### What to produce
Set down the material once more, exactly as it appears.

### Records
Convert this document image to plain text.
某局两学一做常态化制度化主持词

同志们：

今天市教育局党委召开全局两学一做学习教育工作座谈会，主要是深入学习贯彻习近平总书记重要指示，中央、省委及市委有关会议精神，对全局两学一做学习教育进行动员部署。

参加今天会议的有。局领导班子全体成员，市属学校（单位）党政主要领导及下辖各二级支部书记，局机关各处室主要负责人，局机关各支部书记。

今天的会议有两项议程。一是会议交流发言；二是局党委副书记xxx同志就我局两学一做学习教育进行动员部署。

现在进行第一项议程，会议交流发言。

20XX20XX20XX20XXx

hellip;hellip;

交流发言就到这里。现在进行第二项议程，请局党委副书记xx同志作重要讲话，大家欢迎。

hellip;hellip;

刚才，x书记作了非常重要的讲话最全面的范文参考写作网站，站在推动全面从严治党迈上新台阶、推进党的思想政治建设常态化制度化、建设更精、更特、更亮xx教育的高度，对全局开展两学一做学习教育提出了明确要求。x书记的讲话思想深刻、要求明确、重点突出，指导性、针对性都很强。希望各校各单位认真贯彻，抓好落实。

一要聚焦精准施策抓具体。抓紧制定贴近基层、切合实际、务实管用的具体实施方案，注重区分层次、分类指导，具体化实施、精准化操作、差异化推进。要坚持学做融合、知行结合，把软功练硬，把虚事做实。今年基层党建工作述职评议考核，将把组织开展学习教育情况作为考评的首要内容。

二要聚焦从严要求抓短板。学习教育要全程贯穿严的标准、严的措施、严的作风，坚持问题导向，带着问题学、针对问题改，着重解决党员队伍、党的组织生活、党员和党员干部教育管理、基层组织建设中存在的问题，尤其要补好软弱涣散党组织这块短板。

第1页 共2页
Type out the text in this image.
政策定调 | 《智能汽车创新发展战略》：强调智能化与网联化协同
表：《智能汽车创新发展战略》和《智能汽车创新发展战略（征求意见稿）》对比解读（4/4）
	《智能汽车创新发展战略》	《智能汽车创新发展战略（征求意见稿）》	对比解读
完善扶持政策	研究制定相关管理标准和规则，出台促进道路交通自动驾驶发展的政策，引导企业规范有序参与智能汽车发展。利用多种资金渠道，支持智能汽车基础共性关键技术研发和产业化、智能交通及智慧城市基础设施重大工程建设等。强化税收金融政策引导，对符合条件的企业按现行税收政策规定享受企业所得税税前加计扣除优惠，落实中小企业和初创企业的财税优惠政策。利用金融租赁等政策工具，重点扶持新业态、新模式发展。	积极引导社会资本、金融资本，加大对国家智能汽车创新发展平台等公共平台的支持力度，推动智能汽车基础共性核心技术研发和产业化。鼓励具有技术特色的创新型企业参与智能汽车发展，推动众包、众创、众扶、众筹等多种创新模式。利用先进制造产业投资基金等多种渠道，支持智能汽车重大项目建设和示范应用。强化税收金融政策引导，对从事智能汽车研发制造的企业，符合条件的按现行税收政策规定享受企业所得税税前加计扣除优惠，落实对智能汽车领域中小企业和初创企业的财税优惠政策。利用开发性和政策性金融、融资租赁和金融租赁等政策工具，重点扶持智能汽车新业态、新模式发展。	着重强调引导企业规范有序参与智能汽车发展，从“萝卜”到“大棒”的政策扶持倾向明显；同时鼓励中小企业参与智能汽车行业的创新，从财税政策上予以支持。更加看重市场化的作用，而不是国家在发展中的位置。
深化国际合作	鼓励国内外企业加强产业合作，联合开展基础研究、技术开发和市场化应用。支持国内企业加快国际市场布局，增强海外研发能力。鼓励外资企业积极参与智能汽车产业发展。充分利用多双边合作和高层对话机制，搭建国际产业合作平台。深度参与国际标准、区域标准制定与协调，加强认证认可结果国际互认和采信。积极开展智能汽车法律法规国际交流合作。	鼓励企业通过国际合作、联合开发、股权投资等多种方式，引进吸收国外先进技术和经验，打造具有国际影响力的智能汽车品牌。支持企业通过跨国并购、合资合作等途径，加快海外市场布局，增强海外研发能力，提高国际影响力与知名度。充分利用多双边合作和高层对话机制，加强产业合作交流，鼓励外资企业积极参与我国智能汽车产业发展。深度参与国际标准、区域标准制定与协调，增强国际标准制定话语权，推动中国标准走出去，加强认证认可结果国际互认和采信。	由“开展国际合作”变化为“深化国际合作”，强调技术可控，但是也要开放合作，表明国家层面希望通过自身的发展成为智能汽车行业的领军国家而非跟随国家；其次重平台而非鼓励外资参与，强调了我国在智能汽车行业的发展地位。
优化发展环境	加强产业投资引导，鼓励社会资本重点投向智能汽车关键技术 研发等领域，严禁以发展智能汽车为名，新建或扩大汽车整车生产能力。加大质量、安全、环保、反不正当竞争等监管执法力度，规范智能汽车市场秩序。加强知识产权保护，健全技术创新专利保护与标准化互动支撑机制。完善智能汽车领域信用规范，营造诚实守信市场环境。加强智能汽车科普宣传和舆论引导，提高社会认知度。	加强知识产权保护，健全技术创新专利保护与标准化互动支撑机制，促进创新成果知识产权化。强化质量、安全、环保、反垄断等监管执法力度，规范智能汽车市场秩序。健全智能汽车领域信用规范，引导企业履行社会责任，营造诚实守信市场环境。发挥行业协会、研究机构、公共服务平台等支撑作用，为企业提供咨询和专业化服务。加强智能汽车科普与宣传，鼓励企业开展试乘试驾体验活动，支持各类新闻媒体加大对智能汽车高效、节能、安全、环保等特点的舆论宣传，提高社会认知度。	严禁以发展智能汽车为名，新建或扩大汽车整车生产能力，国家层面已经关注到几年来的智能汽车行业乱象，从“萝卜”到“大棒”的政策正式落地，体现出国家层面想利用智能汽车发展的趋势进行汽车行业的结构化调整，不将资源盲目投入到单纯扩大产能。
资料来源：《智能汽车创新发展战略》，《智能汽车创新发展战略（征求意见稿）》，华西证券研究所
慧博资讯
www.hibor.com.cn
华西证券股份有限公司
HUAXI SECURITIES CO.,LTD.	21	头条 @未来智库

### Solution for this problem
Convert this document image to plain text.
某局两学一做常态化制度化主持词

同志们：

今天市教育局党委召开全局两学一做学习教育工作座谈会，主要是深入学习贯彻习近平总书记重要指示，中央、省委及市委有关会议精神，对全局两学一做学习教育进行动员部署。

参加今天会议的有。局领导班子全体成员，市属学校（单位）党政主要领导及下辖各二级支部书记，局机关各处室主要负责人，局机关各支部书记。

今天的会议有两项议程。一是会议交流发言；二是局党委副书记xxx同志就我局两学一做学习教育进行动员部署。

现在进行第一项议程，会议交流发言。

20XX20XX20XX20XXx

hellip;hellip;

交流发言就到这里。现在进行第二项议程，请局党委副书记xx同志作重要讲话，大家欢迎。

hellip;hellip;

刚才，x书记作了非常重要的讲话最全面的范文参考写作网站，站在推动全面从严治党迈上新台阶、推进党的思想政治建设常态化制度化、建设更精、更特、更亮xx教育的高度，对全局开展两学一做学习教育提出了明确要求。x书记的讲话思想深刻、要求明确、重点突出，指导性、针对性都很强。希望各校各单位认真贯彻，抓好落实。

一要聚焦精准施策抓具体。抓紧制定贴近基层、切合实际、务实管用的具体实施方案，注重区分层次、分类指导，具体化实施、精准化操作、差异化推进。要坚持学做融合、知行结合，把软功练硬，把虚事做实。今年基层党建工作述职评议考核，将把组织开展学习教育情况作为考评的首要内容。

二要聚焦从严要求抓短板。学习教育要全程贯穿严的标准、严的措施、严的作风，坚持问题导向，带着问题学、针对问题改，着重解决党员队伍、党的组织生活、党员和党员干部教育管理、基层组织建设中存在的问题，尤其要补好软弱涣散党组织这块短板。

第1页 共2页
Type out the text in this image.
政策定调 | 《智能汽车创新发展战略》：强调智能化与网联化协同
表：《智能汽车创新发展战略》和《智能汽车创新发展战略（征求意见稿）》对比解读（4/4）
	《智能汽车创新发展战略》	《智能汽车创新发展战略（征求意见稿）》	对比解读
完善扶持政策	研究制定相关管理标准和规则，出台促进道路交通自动驾驶发展的政策，引导企业规范有序参与智能汽车发展。利用多种资金渠道，支持智能汽车基础共性关键技术研发和产业化、智能交通及智慧城市基础设施重大工程建设等。强化税收金融政策引导，对符合条件的企业按现行税收政策规定享受企业所得税税前加计扣除优惠，落实中小企业和初创企业的财税优惠政策。利用金融租赁等政策工具，重点扶持新业态、新模式发展。	积极引导社会资本、金融资本，加大对国家智能汽车创新发展平台等公共平台的支持力度，推动智能汽车基础共性核心技术研发和产业化。鼓励具有技术特色的创新型企业参与智能汽车发展，推动众包、众创、众扶、众筹等多种创新模式。利用先进制造产业投资基金等多种渠道，支持智能汽车重大项目建设和示范应用。强化税收金融政策引导，对从事智能汽车研发制造的企业，符合条件的按现行税收政策规定享受企业所得税税前加计扣除优惠，落实对智能汽车领域中小企业和初创企业的财税优惠政策。利用开发性和政策性金融、融资租赁和金融租赁等政策工具，重点扶持智能汽车新业态、新模式发展。	着重强调引导企业规范有序参与智能汽车发展，从“萝卜”到“大棒”的政策扶持倾向明显；同时鼓励中小企业参与智能汽车行业的创新，从财税政策上予以支持。更加看重市场化的作用，而不是国家在发展中的位置。
深化国际合作	鼓励国内外企业加强产业合作，联合开展基础研究、技术开发和市场化应用。支持国内企业加快国际市场布局，增强海外研发能力。鼓励外资企业积极参与智能汽车产业发展。充分利用多双边合作和高层对话机制，搭建国际产业合作平台。深度参与国际标准、区域标准制定与协调，加强认证认可结果国际互认和采信。积极开展智能汽车法律法规国际交流合作。	鼓励企业通过国际合作、联合开发、股权投资等多种方式，引进吸收国外先进技术和经验，打造具有国际影响力的智能汽车品牌。支持企业通过跨国并购、合资合作等途径，加快海外市场布局，增强海外研发能力，提高国际影响力与知名度。充分利用多双边合作和高层对话机制，加强产业合作交流，鼓励外资企业积极参与我国智能汽车产业发展。深度参与国际标准、区域标准制定与协调，增强国际标准制定话语权，推动中国标准走出去，加强认证认可结果国际互认和采信。	由“开展国际合作”变化为“深化国际合作”，强调技术可控，但是也要开放合作，表明国家层面希望通过自身的发展成为智能汽车行业的领军国家而非跟随国家；其次重平台而非鼓励外资参与，强调了我国在智能汽车行业的发展地位。
优化发展环境	加强产业投资引导，鼓励社会资本重点投向智能汽车关键技术 研发等领域，严禁以发展智能汽车为名，新建或扩大汽车整车生产能力。加大质量、安全、环保、反不正当竞争等监管执法力度，规范智能汽车市场秩序。加强知识产权保护，健全技术创新专利保护与标准化互动支撑机制。完善智能汽车领域信用规范，营造诚实守信市场环境。加强智能汽车科普宣传和舆论引导，提高社会认知度。	加强知识产权保护，健全技术创新专利保护与标准化互动支撑机制，促进创新成果知识产权化。强化质量、安全、环保、反垄断等监管执法力度，规范智能汽车市场秩序。健全智能汽车领域信用规范，引导企业履行社会责任，营造诚实守信市场环境。发挥行业协会、研究机构、公共服务平台等支撑作用，为企业提供咨询和专业化服务。加强智能汽车科普与宣传，鼓励企业开展试乘试驾体验活动，支持各类新闻媒体加大对智能汽车高效、节能、安全、环保等特点的舆论宣传，提高社会认知度。	严禁以发展智能汽车为名，新建或扩大汽车整车生产能力，国家层面已经关注到几年来的智能汽车行业乱象，从“萝卜”到“大棒”的政策正式落地，体现出国家层面想利用智能汽车发展的趋势进行汽车行业的结构化调整，不将资源盲目投入到单纯扩大产能。
资料来源：《智能汽车创新发展战略》，《智能汽车创新发展战略（征求意见稿）》，华西证券研究所
慧博资讯
www.hibor.com.cn
华西证券股份有限公司
HUAXI SECURITIES CO.,LTD.	21	头条 @未来智库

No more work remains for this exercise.